→ **Problem to work on**
In the entries below, count the lines holding "this". Reply with the number only.
─── Record extracts
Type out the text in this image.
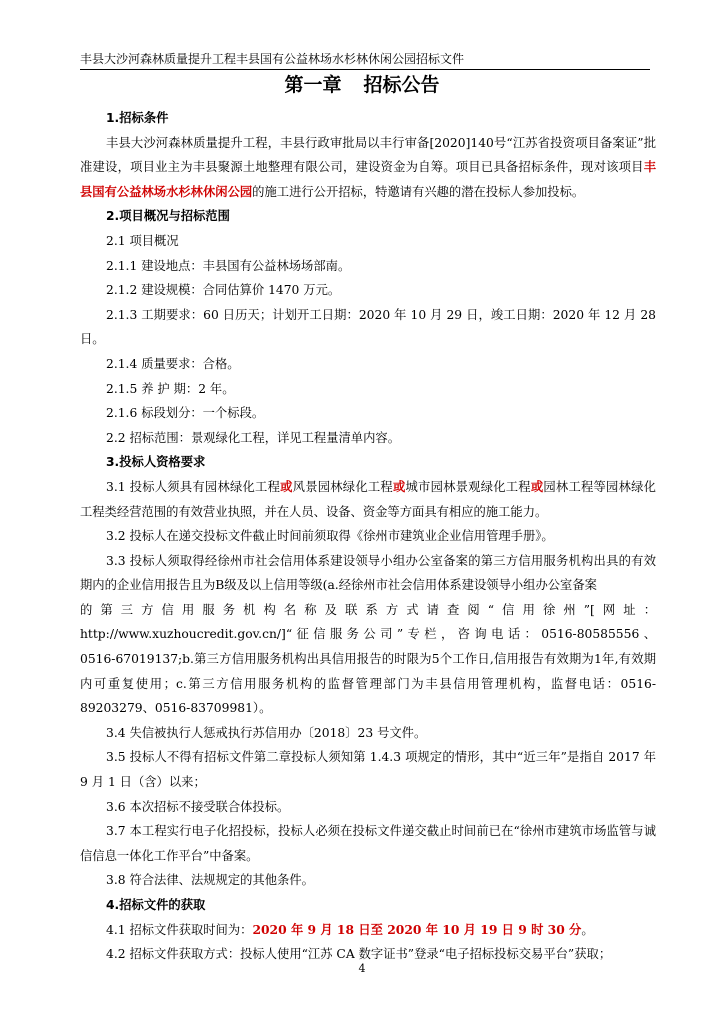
丰县大沙河森林质量提升工程丰县国有公益林场水杉林休闲公园招标文件
第一章 招标公告

1.招标条件

丰县大沙河森林质量提升工程，丰县行政审批局以丰行审备[2020]140号“江苏省投资项目备案证”批准建设，项目业主为丰县聚源土地整理有限公司，建设资金为自筹。项目已具备招标条件，现对该项目丰县国有公益林场水杉林休闲公园的施工进行公开招标，特邀请有兴趣的潜在投标人参加投标。

2.项目概况与招标范围

2.1 项目概况

2.1.1 建设地点：丰县国有公益林场场部南。

2.1.2 建设规模：合同估算价 1470 万元。

2.1.3 工期要求：60 日历天；计划开工日期：2020 年 10 月 29 日，竣工日期：2020 年 12 月 28 日。

2.1.4 质量要求：合格。

2.1.5 养 护 期：2 年。

2.1.6 标段划分：一个标段。

2.2 招标范围：景观绿化工程，详见工程量清单内容。

3.投标人资格要求

3.1 投标人须具有园林绿化工程或风景园林绿化工程或城市园林景观绿化工程或园林工程等园林绿化工程类经营范围的有效营业执照，并在人员、设备、资金等方面具有相应的施工能力。

3.2 投标人在递交投标文件截止时间前须取得《徐州市建筑业企业信用管理手册》。

3.3 投标人须取得经徐州市社会信用体系建设领导小组办公室备案的第三方信用服务机构出具的有效期内的企业信用报告且为B级及以上信用等级(a.经徐州市社会信用体系建设领导小组办公室备案

的第三方信用服务机构名称及联系方式请查阅“信用徐州”[网址：

http://www.xuzhoucredit.gov.cn/]“征信服务公司”专栏，咨询电话：0516-80585556、

0516-67019137;b.第三方信用服务机构出具信用报告的时限为5个工作日,信用报告有效期为1年,有效期内可重复使用；c.第三方信用服务机构的监督管理部门为丰县信用管理机构，监督电话：0516-89203279、0516-83709981）。

3.4 失信被执行人惩戒执行苏信用办〔2018〕23 号文件。

3.5 投标人不得有招标文件第二章投标人须知第 1.4.3 项规定的情形，其中“近三年”是指自 2017 年 9 月 1 日（含）以来；

3.6 本次招标不接受联合体投标。

3.7 本工程实行电子化招投标，投标人必须在投标文件递交截止时间前已在“徐州市建筑市场监管与诚信信息一体化工作平台”中备案。

3.8 符合法律、法规规定的其他条件。

4.招标文件的获取

4.1 招标文件获取时间为：2020 年 9 月 18 日至 2020 年 10 月 19 日 9 时 30 分。

4.2 招标文件获取方式：投标人使用“江苏 CA 数字证书”登录“电子招标投标交易平台”获取；

4
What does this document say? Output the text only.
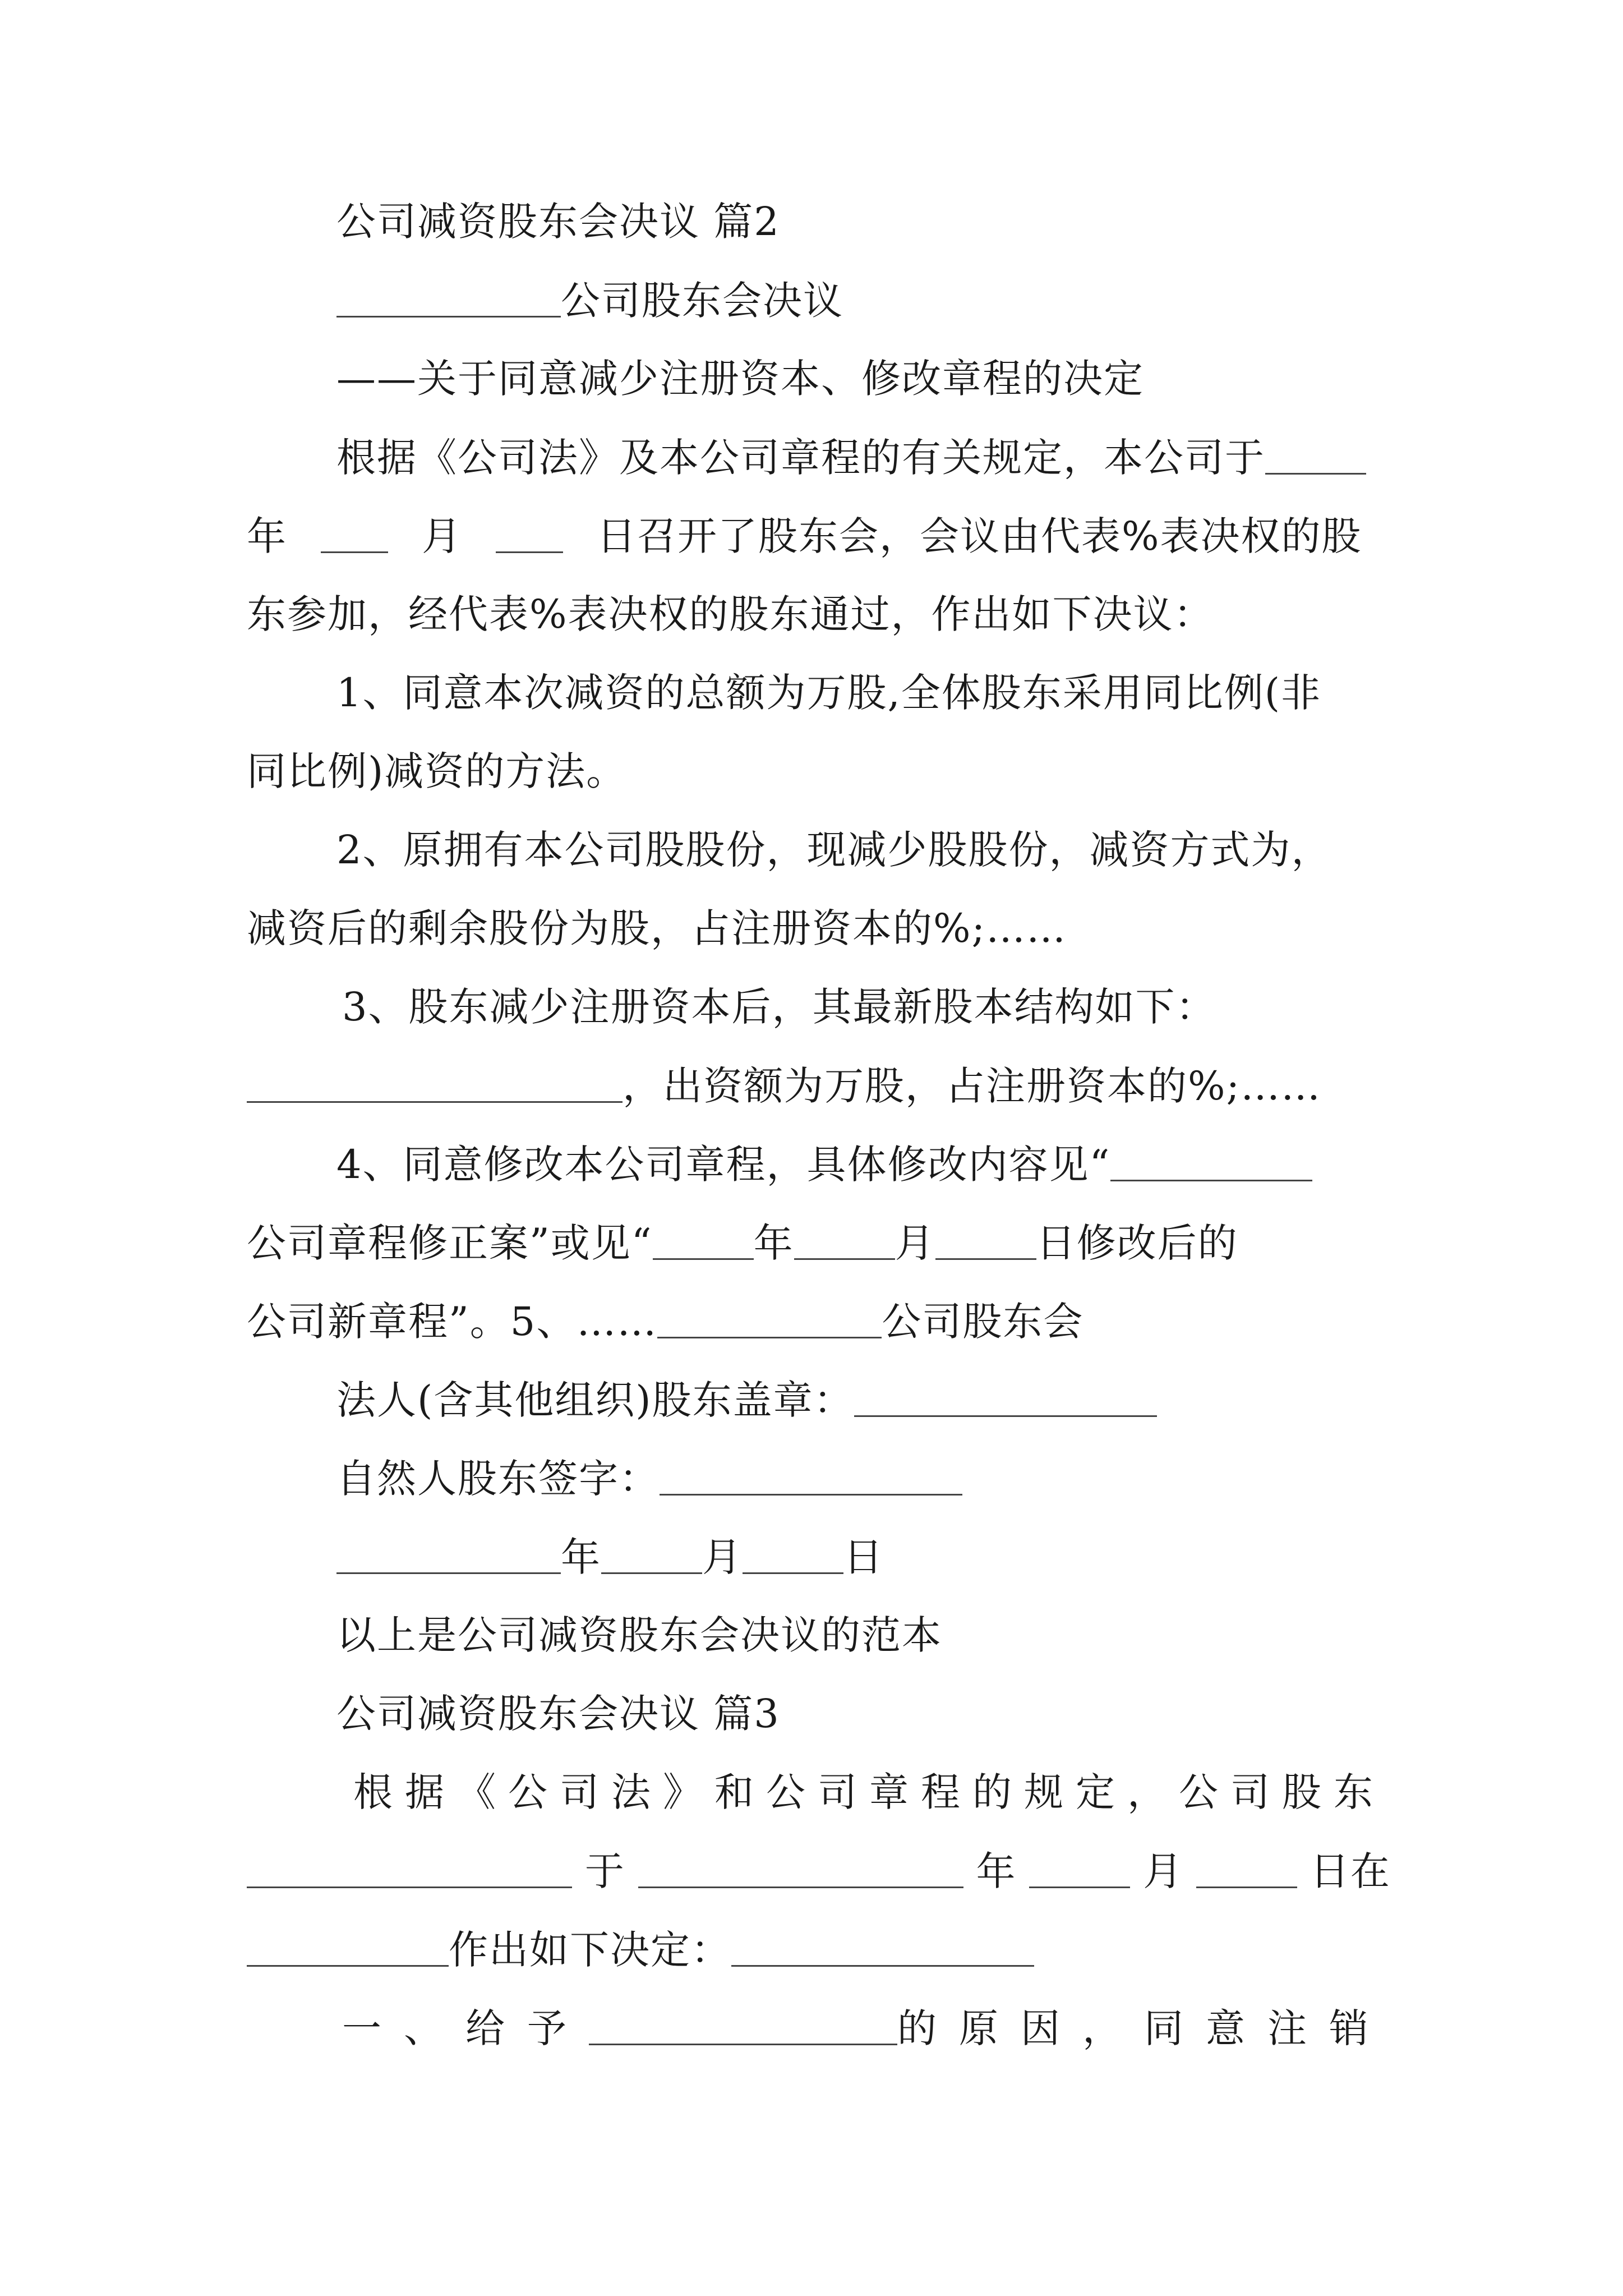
公司减资股东会决议 篇2
公司股东会决议
——关于同意减少注册资本、修改章程的决定
根据《公司法》及本公司章程的有关规定，本公司于
年	月	日召开了股东会，会议由代表%表决权的股
东参加，经代表%表决权的股东通过，作出如下决议：
1、同意本次减资的总额为万股,全体股东采用同比例(非
同比例)减资的方法。
2、原拥有本公司股股份，现减少股股份，减资方式为，
减资后的剩余股份为股，占注册资本的%;……
3、股东减少注册资本后，其最新股本结构如下：
，出资额为万股，占注册资本的%;……
4、同意修改本公司章程，具体修改内容见“
公司章程修正案”或见“	年	月	日修改后的
公司新章程”。5、……	公司股东会
法人(含其他组织)股东盖章：
自然人股东签字：
年	月	日
以上是公司减资股东会决议的范本
公司减资股东会决议 篇3
根据《公司法》和公司章程的规定，公司股东
于	年	月	日在
作出如下决定：
一、给予	的原因，同意注销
──────
→ **Exercise solution**
2